What the task requires:
Note each line that includes the word "time". Copy those lines.

(Data entries)

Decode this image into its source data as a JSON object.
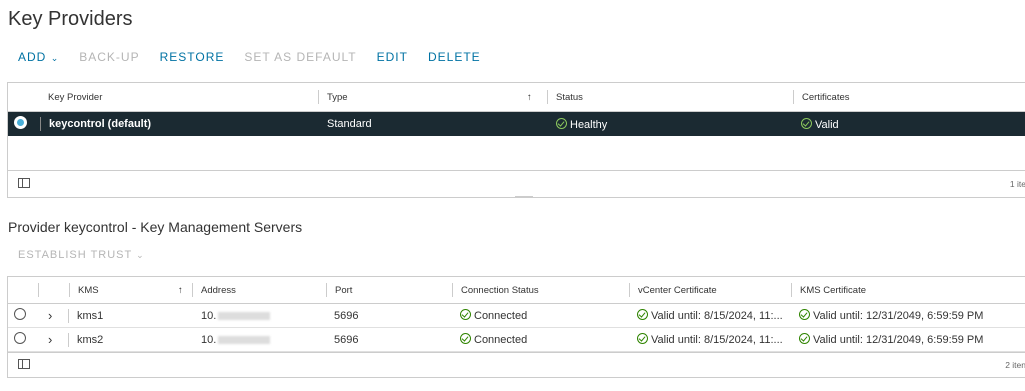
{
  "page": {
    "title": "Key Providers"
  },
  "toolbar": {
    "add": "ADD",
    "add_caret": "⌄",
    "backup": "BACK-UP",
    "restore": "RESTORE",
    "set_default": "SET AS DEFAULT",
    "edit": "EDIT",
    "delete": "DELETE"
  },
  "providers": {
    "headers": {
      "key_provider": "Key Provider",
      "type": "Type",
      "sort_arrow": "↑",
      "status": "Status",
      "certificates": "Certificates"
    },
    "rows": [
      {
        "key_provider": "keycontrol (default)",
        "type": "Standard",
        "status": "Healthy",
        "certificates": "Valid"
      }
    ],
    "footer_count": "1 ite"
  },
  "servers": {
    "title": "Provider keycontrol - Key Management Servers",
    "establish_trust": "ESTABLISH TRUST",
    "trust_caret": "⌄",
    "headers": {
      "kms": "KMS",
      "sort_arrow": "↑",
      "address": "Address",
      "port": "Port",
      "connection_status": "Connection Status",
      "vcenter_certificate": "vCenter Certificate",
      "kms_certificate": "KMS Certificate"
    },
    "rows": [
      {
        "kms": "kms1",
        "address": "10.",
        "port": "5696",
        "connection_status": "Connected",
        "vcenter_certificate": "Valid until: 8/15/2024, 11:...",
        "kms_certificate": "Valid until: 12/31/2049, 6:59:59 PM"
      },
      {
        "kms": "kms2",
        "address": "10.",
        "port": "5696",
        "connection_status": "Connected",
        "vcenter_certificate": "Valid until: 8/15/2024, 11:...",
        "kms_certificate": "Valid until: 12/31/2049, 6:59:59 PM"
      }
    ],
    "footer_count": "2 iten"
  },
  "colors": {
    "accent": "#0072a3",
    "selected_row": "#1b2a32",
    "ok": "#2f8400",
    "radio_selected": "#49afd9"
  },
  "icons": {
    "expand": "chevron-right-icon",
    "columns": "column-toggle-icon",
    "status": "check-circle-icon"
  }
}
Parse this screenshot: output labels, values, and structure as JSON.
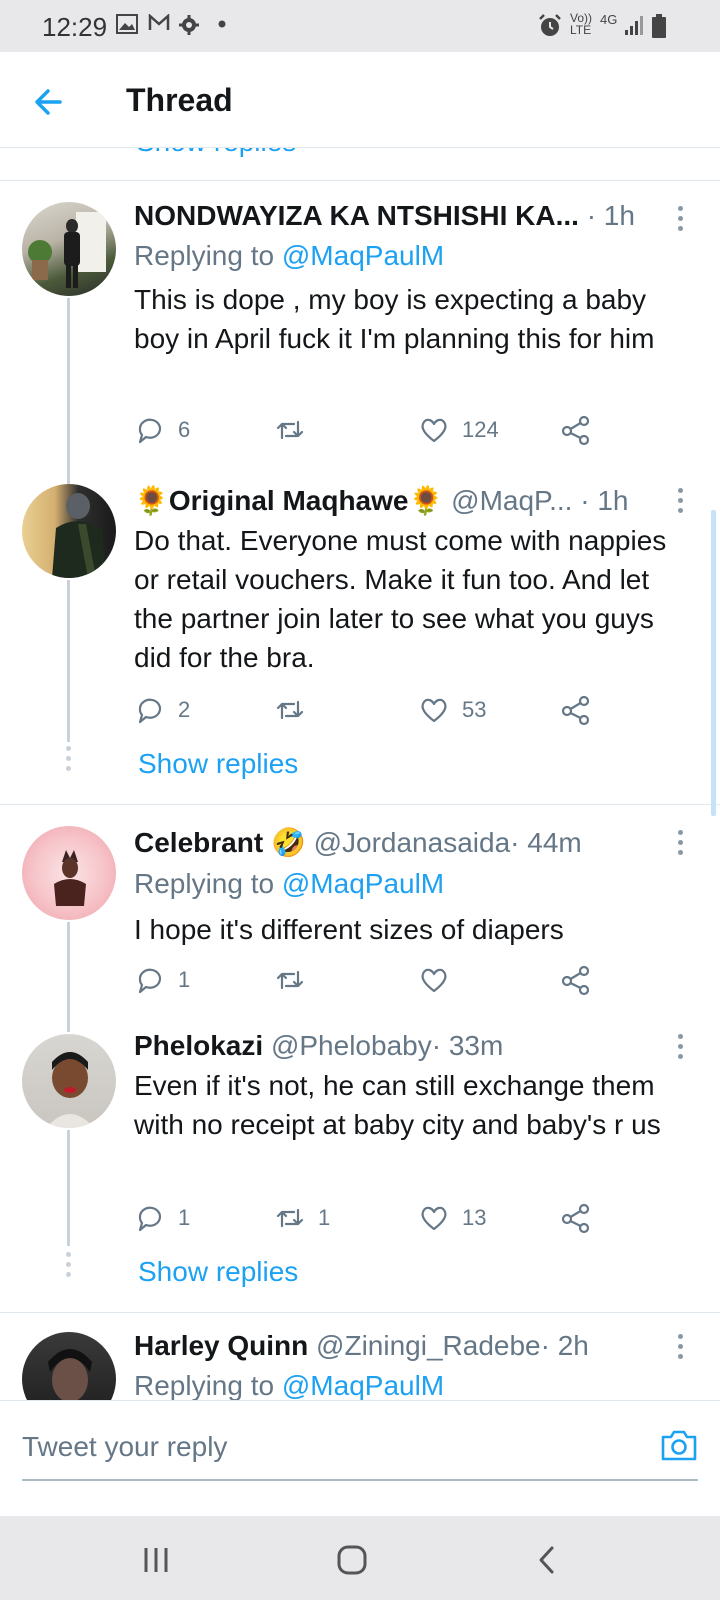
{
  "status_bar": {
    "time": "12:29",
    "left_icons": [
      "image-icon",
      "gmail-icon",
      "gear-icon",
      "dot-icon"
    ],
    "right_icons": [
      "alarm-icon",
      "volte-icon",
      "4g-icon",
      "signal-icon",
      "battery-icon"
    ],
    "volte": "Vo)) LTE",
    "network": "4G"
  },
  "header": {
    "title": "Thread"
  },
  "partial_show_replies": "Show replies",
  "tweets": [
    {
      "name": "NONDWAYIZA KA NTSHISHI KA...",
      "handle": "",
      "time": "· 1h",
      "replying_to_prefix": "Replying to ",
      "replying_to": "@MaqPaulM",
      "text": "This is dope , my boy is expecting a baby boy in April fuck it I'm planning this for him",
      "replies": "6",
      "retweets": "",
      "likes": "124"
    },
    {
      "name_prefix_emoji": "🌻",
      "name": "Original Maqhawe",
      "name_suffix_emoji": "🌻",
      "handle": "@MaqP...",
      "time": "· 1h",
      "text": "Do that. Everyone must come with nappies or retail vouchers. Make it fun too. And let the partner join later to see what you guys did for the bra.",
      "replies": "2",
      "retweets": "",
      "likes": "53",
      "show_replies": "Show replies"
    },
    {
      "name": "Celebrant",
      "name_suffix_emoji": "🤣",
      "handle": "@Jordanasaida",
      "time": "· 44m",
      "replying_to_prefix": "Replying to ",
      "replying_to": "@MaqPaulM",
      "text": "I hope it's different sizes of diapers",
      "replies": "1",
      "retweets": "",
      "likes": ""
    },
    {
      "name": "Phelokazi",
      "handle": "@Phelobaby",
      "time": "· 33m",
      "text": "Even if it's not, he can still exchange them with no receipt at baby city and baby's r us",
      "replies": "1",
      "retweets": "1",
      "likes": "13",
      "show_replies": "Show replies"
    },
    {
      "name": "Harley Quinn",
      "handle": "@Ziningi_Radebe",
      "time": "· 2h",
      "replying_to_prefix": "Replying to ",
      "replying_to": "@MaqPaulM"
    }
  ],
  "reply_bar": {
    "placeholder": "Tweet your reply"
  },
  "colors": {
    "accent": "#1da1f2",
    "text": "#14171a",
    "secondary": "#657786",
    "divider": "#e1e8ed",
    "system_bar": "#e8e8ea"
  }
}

Output for this task:
    "time": "12:29",
      "time": "· 1h",
      "time": "· 1h",
      "time": "· 44m",
      "time": "· 33m",
      "time": "· 2h",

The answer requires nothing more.